[Saved data entries]

— Begin —

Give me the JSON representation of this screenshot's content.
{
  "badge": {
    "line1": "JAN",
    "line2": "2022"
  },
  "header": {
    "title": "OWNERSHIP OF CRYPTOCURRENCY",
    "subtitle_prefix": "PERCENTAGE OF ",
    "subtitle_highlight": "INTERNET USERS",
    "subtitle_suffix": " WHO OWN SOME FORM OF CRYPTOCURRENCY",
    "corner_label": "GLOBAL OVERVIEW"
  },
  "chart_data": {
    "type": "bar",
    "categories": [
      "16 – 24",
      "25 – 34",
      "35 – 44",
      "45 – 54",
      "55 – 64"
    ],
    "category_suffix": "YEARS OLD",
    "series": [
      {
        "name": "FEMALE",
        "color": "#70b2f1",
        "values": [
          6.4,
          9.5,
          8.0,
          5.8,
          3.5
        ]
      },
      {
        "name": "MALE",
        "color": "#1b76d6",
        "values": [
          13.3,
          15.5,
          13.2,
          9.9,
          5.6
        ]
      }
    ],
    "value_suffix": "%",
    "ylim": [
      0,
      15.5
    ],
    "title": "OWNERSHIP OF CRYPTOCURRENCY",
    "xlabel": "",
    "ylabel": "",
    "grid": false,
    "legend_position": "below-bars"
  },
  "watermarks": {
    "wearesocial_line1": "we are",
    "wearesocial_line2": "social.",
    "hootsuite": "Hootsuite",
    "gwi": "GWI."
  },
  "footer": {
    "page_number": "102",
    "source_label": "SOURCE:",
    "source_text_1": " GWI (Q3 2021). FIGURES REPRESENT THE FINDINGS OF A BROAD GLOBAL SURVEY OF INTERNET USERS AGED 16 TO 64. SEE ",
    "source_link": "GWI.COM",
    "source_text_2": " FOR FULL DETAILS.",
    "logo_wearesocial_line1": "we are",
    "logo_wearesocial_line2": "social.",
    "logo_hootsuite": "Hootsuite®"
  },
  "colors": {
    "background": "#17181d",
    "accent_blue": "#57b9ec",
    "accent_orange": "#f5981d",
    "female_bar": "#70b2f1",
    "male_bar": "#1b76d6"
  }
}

— End —

- [INSTRUCTIONS FOR THE TASK]:
Count up every line above that has the word "Hootsuite" in it; answer with the number alone.

- [RESULT BELOW]:
2